WHAT YOU HAVE TO DO:
Copy out the listing below line for line, with every character unchanged, and leave out the pictures.

━━━ DATASET ROWS

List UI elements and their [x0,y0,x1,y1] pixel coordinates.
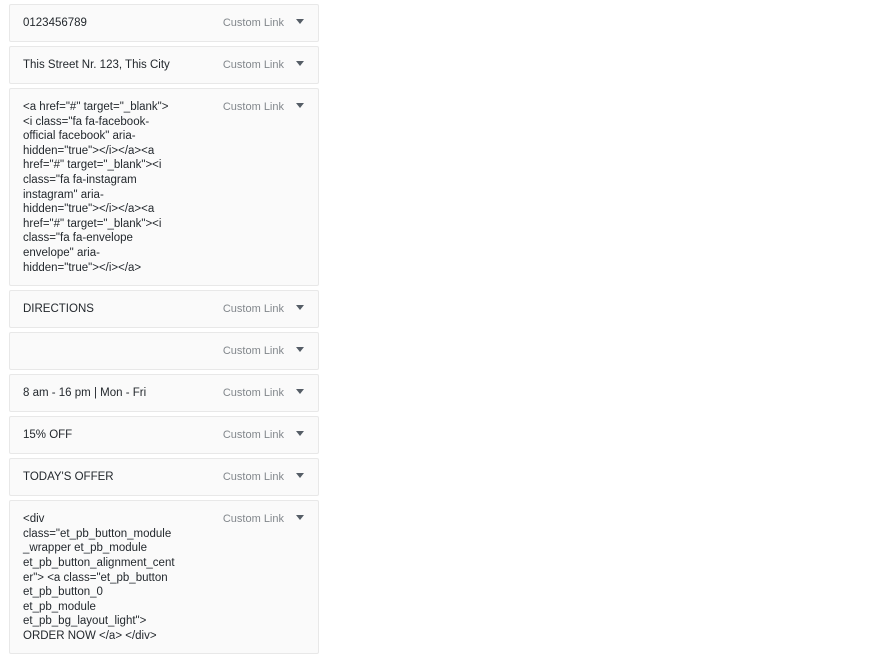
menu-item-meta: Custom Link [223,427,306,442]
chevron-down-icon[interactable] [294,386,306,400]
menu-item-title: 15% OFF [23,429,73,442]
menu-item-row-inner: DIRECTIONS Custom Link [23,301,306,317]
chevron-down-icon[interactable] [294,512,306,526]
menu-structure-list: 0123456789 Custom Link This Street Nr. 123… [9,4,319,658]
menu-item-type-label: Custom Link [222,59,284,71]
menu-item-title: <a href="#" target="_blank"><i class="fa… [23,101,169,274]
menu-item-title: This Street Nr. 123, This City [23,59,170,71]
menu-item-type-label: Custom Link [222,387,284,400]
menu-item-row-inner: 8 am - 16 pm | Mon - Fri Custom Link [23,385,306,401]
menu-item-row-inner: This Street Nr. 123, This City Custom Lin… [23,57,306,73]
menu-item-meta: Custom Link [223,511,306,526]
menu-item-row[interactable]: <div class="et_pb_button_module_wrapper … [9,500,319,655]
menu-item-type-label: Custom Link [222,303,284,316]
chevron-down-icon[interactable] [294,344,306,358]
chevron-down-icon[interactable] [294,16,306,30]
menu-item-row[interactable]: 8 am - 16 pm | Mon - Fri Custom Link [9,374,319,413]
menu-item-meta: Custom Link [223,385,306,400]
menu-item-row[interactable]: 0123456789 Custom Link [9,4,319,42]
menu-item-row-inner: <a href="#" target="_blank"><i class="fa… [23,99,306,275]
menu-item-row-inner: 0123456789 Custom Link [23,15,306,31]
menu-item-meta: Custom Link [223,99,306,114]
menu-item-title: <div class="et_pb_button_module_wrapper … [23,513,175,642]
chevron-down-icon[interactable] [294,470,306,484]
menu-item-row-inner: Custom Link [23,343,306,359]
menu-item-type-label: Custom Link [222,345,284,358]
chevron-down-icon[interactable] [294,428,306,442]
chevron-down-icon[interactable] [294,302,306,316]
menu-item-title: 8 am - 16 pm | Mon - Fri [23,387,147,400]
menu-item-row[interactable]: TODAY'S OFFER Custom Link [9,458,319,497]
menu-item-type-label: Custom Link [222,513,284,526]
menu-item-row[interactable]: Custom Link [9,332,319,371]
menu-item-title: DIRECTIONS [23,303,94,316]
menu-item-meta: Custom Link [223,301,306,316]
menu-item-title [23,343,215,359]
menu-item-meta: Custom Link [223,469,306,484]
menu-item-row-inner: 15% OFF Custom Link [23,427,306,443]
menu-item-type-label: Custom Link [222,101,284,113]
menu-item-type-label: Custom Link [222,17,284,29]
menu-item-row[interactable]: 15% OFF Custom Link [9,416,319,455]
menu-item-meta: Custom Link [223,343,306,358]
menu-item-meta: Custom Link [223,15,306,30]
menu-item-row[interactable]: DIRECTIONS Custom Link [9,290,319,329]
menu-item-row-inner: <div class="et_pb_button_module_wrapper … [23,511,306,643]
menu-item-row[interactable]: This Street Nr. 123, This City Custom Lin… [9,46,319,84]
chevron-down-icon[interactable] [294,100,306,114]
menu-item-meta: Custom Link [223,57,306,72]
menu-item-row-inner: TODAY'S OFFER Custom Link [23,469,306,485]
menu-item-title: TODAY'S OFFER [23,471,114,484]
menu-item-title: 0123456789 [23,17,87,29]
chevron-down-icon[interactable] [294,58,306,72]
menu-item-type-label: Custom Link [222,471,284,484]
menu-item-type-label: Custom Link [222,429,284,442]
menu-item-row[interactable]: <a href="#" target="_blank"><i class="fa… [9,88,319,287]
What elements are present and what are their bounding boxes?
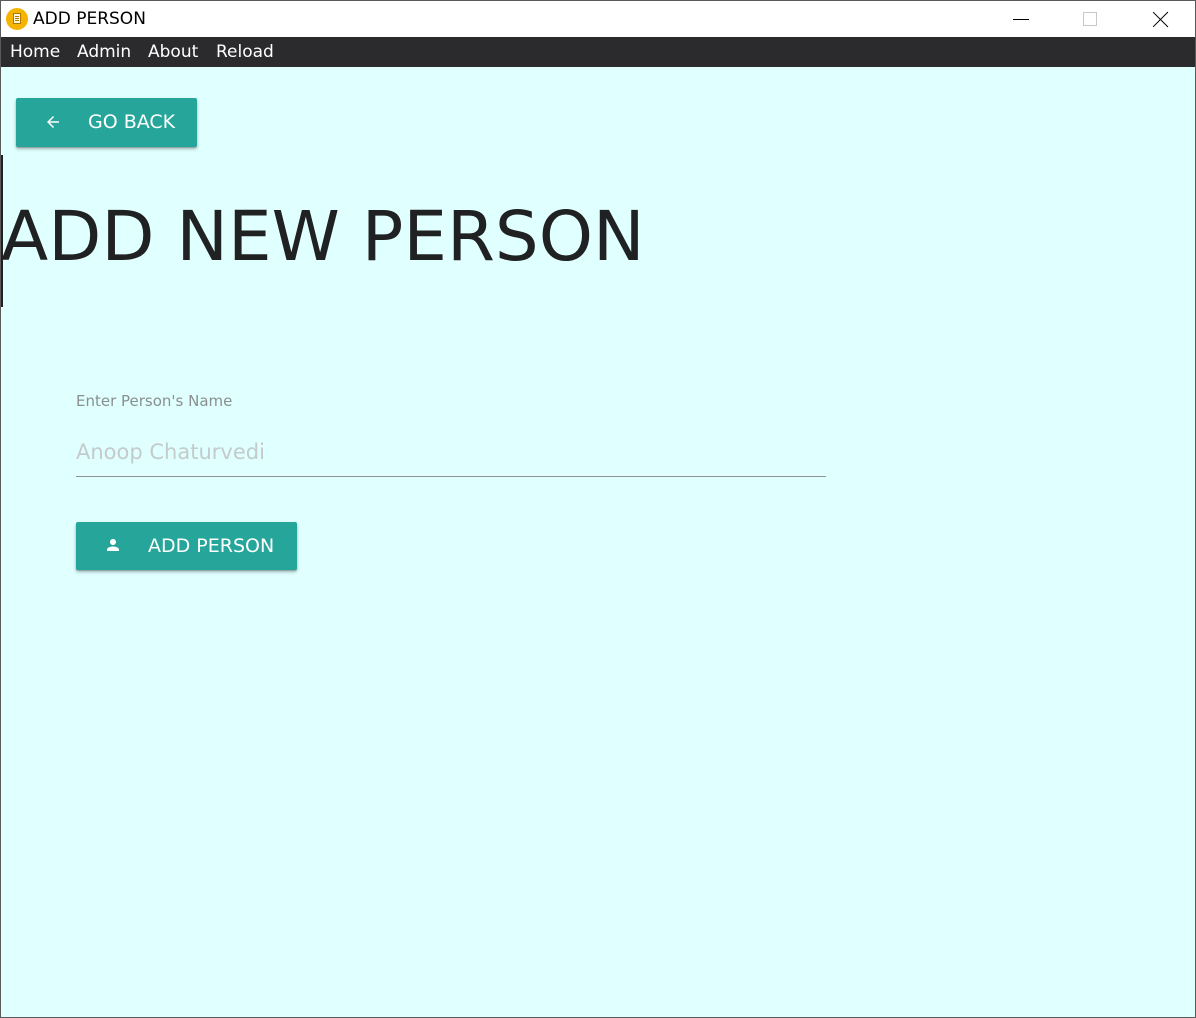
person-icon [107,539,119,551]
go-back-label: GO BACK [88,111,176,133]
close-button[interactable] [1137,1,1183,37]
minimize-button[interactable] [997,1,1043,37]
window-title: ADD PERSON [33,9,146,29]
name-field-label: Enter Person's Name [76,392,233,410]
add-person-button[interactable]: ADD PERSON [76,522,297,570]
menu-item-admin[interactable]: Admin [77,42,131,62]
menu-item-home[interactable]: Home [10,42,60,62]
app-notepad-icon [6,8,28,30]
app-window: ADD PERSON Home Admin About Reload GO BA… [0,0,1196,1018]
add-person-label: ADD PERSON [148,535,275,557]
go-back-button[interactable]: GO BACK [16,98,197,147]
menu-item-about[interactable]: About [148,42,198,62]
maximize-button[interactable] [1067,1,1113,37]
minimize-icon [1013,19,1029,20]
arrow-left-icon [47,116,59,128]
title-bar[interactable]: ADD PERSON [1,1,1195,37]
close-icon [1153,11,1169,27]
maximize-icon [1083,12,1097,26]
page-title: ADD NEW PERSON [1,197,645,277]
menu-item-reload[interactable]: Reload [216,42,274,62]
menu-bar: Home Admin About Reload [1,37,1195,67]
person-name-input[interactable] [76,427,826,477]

━━━━━━

REPLY:
List UI elements and their [x0,y0,x1,y1] pixel coordinates.
menu-item-meta: Custom Link [223,427,306,442]
chevron-down-icon[interactable] [294,386,306,400]
menu-item-title: 15% OFF [23,429,73,442]
menu-item-row-inner: DIRECTIONS Custom Link [23,301,306,317]
chevron-down-icon[interactable] [294,512,306,526]
menu-structure-list: 0123456789 Custom Link This Street Nr. 123… [9,4,319,658]
menu-item-type-label: Custom Link [222,59,284,71]
menu-item-title: <a href="#" target="_blank"><i class="fa… [23,101,169,274]
menu-item-title: This Street Nr. 123, This City [23,59,170,71]
menu-item-type-label: Custom Link [222,387,284,400]
menu-item-row-inner: 8 am - 16 pm | Mon - Fri Custom Link [23,385,306,401]
menu-item-row-inner: This Street Nr. 123, This City Custom Lin… [23,57,306,73]
menu-item-meta: Custom Link [223,511,306,526]
menu-item-row[interactable]: <div class="et_pb_button_module_wrapper … [9,500,319,655]
menu-item-type-label: Custom Link [222,303,284,316]
chevron-down-icon[interactable] [294,344,306,358]
chevron-down-icon[interactable] [294,16,306,30]
menu-item-row[interactable]: 8 am - 16 pm | Mon - Fri Custom Link [9,374,319,413]
menu-item-meta: Custom Link [223,385,306,400]
menu-item-row[interactable]: 0123456789 Custom Link [9,4,319,42]
menu-item-row-inner: <a href="#" target="_blank"><i class="fa… [23,99,306,275]
menu-item-row-inner: 0123456789 Custom Link [23,15,306,31]
menu-item-meta: Custom Link [223,99,306,114]
menu-item-title: <div class="et_pb_button_module_wrapper … [23,513,175,642]
chevron-down-icon[interactable] [294,470,306,484]
menu-item-row-inner: Custom Link [23,343,306,359]
menu-item-type-label: Custom Link [222,345,284,358]
chevron-down-icon[interactable] [294,428,306,442]
chevron-down-icon[interactable] [294,302,306,316]
menu-item-title: 8 am - 16 pm | Mon - Fri [23,387,147,400]
menu-item-row[interactable]: TODAY'S OFFER Custom Link [9,458,319,497]
menu-item-type-label: Custom Link [222,513,284,526]
menu-item-row[interactable]: Custom Link [9,332,319,371]
menu-item-title: DIRECTIONS [23,303,94,316]
menu-item-meta: Custom Link [223,301,306,316]
menu-item-title [23,343,215,359]
menu-item-meta: Custom Link [223,469,306,484]
menu-item-row-inner: 15% OFF Custom Link [23,427,306,443]
menu-item-type-label: Custom Link [222,101,284,113]
menu-item-type-label: Custom Link [222,17,284,29]
menu-item-row[interactable]: 15% OFF Custom Link [9,416,319,455]
menu-item-meta: Custom Link [223,343,306,358]
menu-item-meta: Custom Link [223,15,306,30]
menu-item-row[interactable]: DIRECTIONS Custom Link [9,290,319,329]
menu-item-row-inner: <div class="et_pb_button_module_wrapper … [23,511,306,643]
menu-item-row[interactable]: This Street Nr. 123, This City Custom Lin… [9,46,319,84]
chevron-down-icon[interactable] [294,100,306,114]
menu-item-meta: Custom Link [223,57,306,72]
menu-item-row-inner: TODAY'S OFFER Custom Link [23,469,306,485]
menu-item-title: TODAY'S OFFER [23,471,114,484]
menu-item-title: 0123456789 [23,17,87,29]
chevron-down-icon[interactable] [294,58,306,72]
menu-item-type-label: Custom Link [222,471,284,484]
menu-item-type-label: Custom Link [222,429,284,442]
menu-item-row[interactable]: <a href="#" target="_blank"><i class="fa… [9,88,319,287]
What elements are present and what are their bounding boxes?
person-icon [107,539,119,551]
go-back-label: GO BACK [88,111,176,133]
close-button[interactable] [1137,1,1183,37]
minimize-button[interactable] [997,1,1043,37]
window-title: ADD PERSON [33,9,146,29]
name-field-label: Enter Person's Name [76,392,233,410]
add-person-button[interactable]: ADD PERSON [76,522,297,570]
menu-item-admin[interactable]: Admin [77,42,131,62]
menu-item-home[interactable]: Home [10,42,60,62]
app-notepad-icon [6,8,28,30]
app-window: ADD PERSON Home Admin About Reload GO BA… [0,0,1196,1018]
add-person-label: ADD PERSON [148,535,275,557]
go-back-button[interactable]: GO BACK [16,98,197,147]
menu-item-about[interactable]: About [148,42,198,62]
maximize-button[interactable] [1067,1,1113,37]
minimize-icon [1013,19,1029,20]
arrow-left-icon [47,116,59,128]
title-bar[interactable]: ADD PERSON [1,1,1195,37]
close-icon [1153,11,1169,27]
maximize-icon [1083,12,1097,26]
page-title: ADD NEW PERSON [1,197,645,277]
menu-item-reload[interactable]: Reload [216,42,274,62]
menu-bar: Home Admin About Reload [1,37,1195,67]
person-name-input[interactable] [76,427,826,477]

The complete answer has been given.